» Given passage:
────────────────────

Vol. 19 No. 11 (November, 2009) pp.806-813

 

PROPERTY RIGHTS AND NATURAL RESOURCES, by Richard Barnes. Oxford: Hart Publishing, 2009. 472pp. Hardcover. £60.00/$110.00. ISBN: 9781841135892.

 

Reviewed by Daniel H. Cole, R. Bruce Townsend Professor of Law, Indiana University School of Law – Indianapolis.  Email: dancole [at] iupui.edu.

 

Aristotle, writing in the Fourth Century BCE, remarked that goods held most in common receive the least care. In other words, unowned or open-access resources tend to be over-exploited, degraded, and sometimes destroyed. During the course of the twentieth century, Aristotle’s observation became known as the “tragedy of the commons.” Decades before the biologist Garrett Hardin (1968) coined that expression in his eponymous 1968 article in Science, economists including Jens Warming (1911), Scott Gordon (1954), and Antony Scott (1955) had analyzed the problem in the context of open-access fisheries. Subsequently, economists (including Clark 1973 and Umbeck 1981), legal scholars (including Ellickson 1991 and Cole 2002) , political scientists (including Ostrom 1990 and Sened 1997), anthropologists (including Ensminger 1990 and Hann, ed., 1998), and historians (including Merrill 2002 and Richards, ed., 2002) developed a large, if not always well integrated, literature on the application of property regimes to natural resources. In particular, much has been written about (a) “common pool resources,” which, because of physical or economic attributes, such as size, mobility, or the expense of bounding, defy ownership or control by a single individual or even a single state, and (b) the means by which states or groups of resource users have sought, successfully or  unsuccessfully, to avert commons tragedies through the application of private, common, or public ownership regimes, domestic or local regulatory systems, or hybrid property and regulatory regimes. Somewhat surprisingly, given the international scope of many common pool resources, little attention has been paid, until now, to the international legal dimensions of commons problems and solutions.

────────────────────

» Dataset extract:
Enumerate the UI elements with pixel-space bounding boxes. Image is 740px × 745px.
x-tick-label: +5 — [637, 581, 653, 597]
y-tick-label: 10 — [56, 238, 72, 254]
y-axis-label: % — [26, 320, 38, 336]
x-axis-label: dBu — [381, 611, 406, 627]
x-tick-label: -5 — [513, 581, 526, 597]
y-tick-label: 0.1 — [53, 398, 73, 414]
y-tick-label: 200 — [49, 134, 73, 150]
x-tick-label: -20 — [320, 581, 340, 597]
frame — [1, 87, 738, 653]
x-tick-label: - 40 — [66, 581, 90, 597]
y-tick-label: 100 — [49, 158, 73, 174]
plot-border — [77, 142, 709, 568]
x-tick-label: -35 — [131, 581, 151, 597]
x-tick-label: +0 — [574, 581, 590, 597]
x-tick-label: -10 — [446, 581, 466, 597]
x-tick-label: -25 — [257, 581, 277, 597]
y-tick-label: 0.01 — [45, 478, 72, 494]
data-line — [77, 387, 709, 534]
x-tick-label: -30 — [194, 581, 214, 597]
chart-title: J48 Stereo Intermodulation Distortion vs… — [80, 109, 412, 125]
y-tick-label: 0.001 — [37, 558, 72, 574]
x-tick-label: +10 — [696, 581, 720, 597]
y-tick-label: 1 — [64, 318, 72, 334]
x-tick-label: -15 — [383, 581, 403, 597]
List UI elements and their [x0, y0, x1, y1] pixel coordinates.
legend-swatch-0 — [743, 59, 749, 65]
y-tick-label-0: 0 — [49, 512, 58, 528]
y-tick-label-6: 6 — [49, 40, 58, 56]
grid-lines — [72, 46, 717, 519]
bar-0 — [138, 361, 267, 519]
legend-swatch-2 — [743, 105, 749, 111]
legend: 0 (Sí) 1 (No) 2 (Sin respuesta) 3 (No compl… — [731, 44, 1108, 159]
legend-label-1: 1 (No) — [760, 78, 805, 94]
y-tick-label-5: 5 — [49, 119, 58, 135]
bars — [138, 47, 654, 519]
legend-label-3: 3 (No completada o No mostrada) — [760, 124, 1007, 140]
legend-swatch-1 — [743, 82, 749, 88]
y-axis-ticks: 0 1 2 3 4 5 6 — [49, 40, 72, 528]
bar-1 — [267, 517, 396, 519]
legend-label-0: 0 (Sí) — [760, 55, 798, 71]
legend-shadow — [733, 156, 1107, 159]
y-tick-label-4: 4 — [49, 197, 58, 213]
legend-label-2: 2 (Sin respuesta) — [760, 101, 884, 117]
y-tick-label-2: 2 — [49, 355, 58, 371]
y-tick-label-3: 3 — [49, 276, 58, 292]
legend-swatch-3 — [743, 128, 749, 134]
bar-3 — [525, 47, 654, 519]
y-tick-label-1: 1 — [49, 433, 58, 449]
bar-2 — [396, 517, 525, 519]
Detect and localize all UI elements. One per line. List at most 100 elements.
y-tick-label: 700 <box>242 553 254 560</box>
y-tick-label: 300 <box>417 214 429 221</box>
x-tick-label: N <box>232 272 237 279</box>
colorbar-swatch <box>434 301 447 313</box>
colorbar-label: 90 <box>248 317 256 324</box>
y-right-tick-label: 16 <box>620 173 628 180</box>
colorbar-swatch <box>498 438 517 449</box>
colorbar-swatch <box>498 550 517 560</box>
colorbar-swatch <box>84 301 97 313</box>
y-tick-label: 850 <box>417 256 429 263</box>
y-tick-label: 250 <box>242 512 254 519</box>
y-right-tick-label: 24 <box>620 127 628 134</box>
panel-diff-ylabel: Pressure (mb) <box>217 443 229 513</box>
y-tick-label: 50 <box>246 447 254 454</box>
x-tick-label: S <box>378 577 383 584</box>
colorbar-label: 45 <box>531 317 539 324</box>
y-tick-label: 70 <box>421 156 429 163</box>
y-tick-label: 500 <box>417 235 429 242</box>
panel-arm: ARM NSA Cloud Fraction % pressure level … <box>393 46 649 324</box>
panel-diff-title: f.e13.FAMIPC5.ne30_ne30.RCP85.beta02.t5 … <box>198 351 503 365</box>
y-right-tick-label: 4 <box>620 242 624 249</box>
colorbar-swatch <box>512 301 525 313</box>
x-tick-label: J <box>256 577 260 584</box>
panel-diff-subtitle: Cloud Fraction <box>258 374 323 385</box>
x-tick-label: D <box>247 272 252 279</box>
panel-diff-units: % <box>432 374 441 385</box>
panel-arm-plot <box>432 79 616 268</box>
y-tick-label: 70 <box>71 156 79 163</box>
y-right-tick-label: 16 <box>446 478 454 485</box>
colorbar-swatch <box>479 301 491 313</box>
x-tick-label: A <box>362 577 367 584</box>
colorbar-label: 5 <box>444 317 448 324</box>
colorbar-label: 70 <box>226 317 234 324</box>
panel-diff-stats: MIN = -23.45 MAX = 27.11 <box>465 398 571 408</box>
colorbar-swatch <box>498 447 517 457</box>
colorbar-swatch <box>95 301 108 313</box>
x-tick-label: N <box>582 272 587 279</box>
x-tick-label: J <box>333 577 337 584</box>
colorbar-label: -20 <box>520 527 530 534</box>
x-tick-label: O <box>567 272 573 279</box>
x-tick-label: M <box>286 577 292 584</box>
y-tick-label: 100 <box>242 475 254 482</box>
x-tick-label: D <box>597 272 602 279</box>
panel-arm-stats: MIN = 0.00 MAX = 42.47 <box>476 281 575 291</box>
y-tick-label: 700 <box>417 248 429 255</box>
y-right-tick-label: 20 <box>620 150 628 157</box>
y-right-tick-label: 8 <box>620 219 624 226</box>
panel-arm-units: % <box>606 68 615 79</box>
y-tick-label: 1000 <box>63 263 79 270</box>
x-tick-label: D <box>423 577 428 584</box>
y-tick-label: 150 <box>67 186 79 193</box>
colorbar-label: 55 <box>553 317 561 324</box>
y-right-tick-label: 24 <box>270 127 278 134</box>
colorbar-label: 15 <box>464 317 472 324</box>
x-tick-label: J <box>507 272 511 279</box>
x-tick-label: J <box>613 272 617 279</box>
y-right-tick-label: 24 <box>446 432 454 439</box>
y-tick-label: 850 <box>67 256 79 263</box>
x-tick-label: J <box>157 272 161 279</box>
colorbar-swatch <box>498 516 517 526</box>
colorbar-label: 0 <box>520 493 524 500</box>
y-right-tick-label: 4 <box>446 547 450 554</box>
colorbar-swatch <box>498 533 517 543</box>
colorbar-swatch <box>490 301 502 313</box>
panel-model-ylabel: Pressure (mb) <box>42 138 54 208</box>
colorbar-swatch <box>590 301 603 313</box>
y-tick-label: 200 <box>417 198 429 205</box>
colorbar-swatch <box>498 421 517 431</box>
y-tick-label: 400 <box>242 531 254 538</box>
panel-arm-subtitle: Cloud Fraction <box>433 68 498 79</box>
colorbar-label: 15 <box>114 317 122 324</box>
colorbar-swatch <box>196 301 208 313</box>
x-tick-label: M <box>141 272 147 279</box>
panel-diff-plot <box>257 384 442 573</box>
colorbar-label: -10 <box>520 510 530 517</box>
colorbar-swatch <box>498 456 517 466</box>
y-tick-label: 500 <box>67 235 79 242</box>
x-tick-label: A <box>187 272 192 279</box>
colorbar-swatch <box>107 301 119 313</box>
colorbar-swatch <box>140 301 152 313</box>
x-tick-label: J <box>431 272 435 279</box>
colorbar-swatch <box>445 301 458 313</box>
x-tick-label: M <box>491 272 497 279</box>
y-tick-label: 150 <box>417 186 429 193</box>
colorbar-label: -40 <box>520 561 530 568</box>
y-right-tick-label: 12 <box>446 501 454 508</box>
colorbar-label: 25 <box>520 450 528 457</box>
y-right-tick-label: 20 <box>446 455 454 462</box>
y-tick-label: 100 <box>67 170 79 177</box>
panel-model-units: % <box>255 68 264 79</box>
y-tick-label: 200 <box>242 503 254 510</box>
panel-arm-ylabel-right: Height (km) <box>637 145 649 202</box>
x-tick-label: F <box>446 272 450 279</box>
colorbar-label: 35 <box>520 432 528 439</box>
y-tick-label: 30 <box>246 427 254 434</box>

────────────────────

» Work instructions:
(A) In the review, which academic fields are named as having contributed to the literature on applying property regimes to natural resources?
(B) Print the portion of the review between "Vol. 19 No." and "Hardcover. £60.00/$110.00. ISBN: 9781841135892.", inclusive.
The records were drawn from a source unrelated to the review.

» Per-task outputs:
(A)
- Economists
- Legal scholars
- Political scientists
- Anthropologists
- Historians

(B)
Vol. 19 No. 11 (November, 2009) pp.806-813

 

PROPERTY RIGHTS AND NATURAL RESOURCES, by Richard Barnes. Oxford: Hart Publishing, 2009. 472pp. Hardcover. £60.00/$110.00. ISBN: 9781841135892.